__Short problem__:
Write out all entries word for word.

****************************************

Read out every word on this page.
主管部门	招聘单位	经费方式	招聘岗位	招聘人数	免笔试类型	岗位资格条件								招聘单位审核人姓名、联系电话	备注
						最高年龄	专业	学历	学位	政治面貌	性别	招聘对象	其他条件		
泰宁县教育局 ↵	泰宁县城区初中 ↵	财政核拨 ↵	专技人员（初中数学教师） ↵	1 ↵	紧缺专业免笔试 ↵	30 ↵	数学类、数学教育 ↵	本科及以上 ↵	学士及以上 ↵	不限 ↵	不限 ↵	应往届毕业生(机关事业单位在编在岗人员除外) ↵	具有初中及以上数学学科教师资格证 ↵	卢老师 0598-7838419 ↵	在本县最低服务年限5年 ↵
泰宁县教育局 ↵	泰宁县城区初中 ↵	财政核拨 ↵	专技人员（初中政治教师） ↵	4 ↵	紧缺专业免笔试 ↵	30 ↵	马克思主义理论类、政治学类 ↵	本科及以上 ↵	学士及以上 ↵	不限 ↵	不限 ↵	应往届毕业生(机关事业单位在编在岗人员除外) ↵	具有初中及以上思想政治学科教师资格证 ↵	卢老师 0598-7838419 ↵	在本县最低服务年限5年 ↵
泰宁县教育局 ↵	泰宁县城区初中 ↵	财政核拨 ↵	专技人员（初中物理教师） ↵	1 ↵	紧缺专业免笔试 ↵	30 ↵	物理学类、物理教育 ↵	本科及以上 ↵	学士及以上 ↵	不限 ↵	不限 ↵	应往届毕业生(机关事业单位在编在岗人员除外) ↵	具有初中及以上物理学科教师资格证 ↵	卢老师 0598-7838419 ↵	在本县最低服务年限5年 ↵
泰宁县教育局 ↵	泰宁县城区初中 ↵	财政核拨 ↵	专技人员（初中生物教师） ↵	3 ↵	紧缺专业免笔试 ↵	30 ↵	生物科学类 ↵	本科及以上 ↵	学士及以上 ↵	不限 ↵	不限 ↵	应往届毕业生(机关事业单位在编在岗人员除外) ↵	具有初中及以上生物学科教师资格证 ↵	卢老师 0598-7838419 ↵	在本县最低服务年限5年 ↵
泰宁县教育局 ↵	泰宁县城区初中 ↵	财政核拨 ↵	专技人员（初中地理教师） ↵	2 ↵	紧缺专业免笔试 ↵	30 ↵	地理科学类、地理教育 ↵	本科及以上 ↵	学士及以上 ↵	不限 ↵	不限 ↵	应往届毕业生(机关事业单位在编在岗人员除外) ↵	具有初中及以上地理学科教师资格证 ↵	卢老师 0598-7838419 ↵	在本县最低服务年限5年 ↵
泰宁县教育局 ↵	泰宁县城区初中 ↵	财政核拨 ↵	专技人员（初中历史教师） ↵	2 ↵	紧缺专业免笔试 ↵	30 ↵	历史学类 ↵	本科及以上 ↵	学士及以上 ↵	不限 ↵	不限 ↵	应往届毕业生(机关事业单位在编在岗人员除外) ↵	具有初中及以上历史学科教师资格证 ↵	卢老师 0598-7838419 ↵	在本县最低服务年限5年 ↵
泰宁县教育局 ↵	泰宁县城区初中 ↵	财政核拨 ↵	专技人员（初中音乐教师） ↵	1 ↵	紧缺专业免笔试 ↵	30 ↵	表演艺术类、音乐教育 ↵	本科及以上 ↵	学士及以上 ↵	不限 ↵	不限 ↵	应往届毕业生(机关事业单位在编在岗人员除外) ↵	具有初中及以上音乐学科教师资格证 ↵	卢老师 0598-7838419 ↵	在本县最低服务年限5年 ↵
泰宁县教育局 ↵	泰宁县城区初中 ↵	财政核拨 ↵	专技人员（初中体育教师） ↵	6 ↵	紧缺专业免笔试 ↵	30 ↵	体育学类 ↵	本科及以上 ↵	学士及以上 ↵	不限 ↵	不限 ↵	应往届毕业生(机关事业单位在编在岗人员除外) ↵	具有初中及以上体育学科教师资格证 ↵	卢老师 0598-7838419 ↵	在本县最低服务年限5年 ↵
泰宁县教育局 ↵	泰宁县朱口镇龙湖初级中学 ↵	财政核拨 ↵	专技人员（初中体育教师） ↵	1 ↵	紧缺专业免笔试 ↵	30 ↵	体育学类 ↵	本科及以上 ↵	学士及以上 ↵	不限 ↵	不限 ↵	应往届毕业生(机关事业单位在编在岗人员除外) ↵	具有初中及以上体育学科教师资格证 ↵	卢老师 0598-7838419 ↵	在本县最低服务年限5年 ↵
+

****************************************

__Response to the task__:
Read out every word on this page.
主管部门	招聘单位	经费方式	招聘岗位	招聘人数	免笔试类型	岗位资格条件								招聘单位审核人姓名、联系电话	备注
						最高年龄	专业	学历	学位	政治面貌	性别	招聘对象	其他条件		
泰宁县教育局 ↵	泰宁县城区初中 ↵	财政核拨 ↵	专技人员（初中数学教师） ↵	1 ↵	紧缺专业免笔试 ↵	30 ↵	数学类、数学教育 ↵	本科及以上 ↵	学士及以上 ↵	不限 ↵	不限 ↵	应往届毕业生(机关事业单位在编在岗人员除外) ↵	具有初中及以上数学学科教师资格证 ↵	卢老师 0598-7838419 ↵	在本县最低服务年限5年 ↵
泰宁县教育局 ↵	泰宁县城区初中 ↵	财政核拨 ↵	专技人员（初中政治教师） ↵	4 ↵	紧缺专业免笔试 ↵	30 ↵	马克思主义理论类、政治学类 ↵	本科及以上 ↵	学士及以上 ↵	不限 ↵	不限 ↵	应往届毕业生(机关事业单位在编在岗人员除外) ↵	具有初中及以上思想政治学科教师资格证 ↵	卢老师 0598-7838419 ↵	在本县最低服务年限5年 ↵
泰宁县教育局 ↵	泰宁县城区初中 ↵	财政核拨 ↵	专技人员（初中物理教师） ↵	1 ↵	紧缺专业免笔试 ↵	30 ↵	物理学类、物理教育 ↵	本科及以上 ↵	学士及以上 ↵	不限 ↵	不限 ↵	应往届毕业生(机关事业单位在编在岗人员除外) ↵	具有初中及以上物理学科教师资格证 ↵	卢老师 0598-7838419 ↵	在本县最低服务年限5年 ↵
泰宁县教育局 ↵	泰宁县城区初中 ↵	财政核拨 ↵	专技人员（初中生物教师） ↵	3 ↵	紧缺专业免笔试 ↵	30 ↵	生物科学类 ↵	本科及以上 ↵	学士及以上 ↵	不限 ↵	不限 ↵	应往届毕业生(机关事业单位在编在岗人员除外) ↵	具有初中及以上生物学科教师资格证 ↵	卢老师 0598-7838419 ↵	在本县最低服务年限5年 ↵
泰宁县教育局 ↵	泰宁县城区初中 ↵	财政核拨 ↵	专技人员（初中地理教师） ↵	2 ↵	紧缺专业免笔试 ↵	30 ↵	地理科学类、地理教育 ↵	本科及以上 ↵	学士及以上 ↵	不限 ↵	不限 ↵	应往届毕业生(机关事业单位在编在岗人员除外) ↵	具有初中及以上地理学科教师资格证 ↵	卢老师 0598-7838419 ↵	在本县最低服务年限5年 ↵
泰宁县教育局 ↵	泰宁县城区初中 ↵	财政核拨 ↵	专技人员（初中历史教师） ↵	2 ↵	紧缺专业免笔试 ↵	30 ↵	历史学类 ↵	本科及以上 ↵	学士及以上 ↵	不限 ↵	不限 ↵	应往届毕业生(机关事业单位在编在岗人员除外) ↵	具有初中及以上历史学科教师资格证 ↵	卢老师 0598-7838419 ↵	在本县最低服务年限5年 ↵
泰宁县教育局 ↵	泰宁县城区初中 ↵	财政核拨 ↵	专技人员（初中音乐教师） ↵	1 ↵	紧缺专业免笔试 ↵	30 ↵	表演艺术类、音乐教育 ↵	本科及以上 ↵	学士及以上 ↵	不限 ↵	不限 ↵	应往届毕业生(机关事业单位在编在岗人员除外) ↵	具有初中及以上音乐学科教师资格证 ↵	卢老师 0598-7838419 ↵	在本县最低服务年限5年 ↵
泰宁县教育局 ↵	泰宁县城区初中 ↵	财政核拨 ↵	专技人员（初中体育教师） ↵	6 ↵	紧缺专业免笔试 ↵	30 ↵	体育学类 ↵	本科及以上 ↵	学士及以上 ↵	不限 ↵	不限 ↵	应往届毕业生(机关事业单位在编在岗人员除外) ↵	具有初中及以上体育学科教师资格证 ↵	卢老师 0598-7838419 ↵	在本县最低服务年限5年 ↵
泰宁县教育局 ↵	泰宁县朱口镇龙湖初级中学 ↵	财政核拨 ↵	专技人员（初中体育教师） ↵	1 ↵	紧缺专业免笔试 ↵	30 ↵	体育学类 ↵	本科及以上 ↵	学士及以上 ↵	不限 ↵	不限 ↵	应往届毕业生(机关事业单位在编在岗人员除外) ↵	具有初中及以上体育学科教师资格证 ↵	卢老师 0598-7838419 ↵	在本县最低服务年限5年 ↵
+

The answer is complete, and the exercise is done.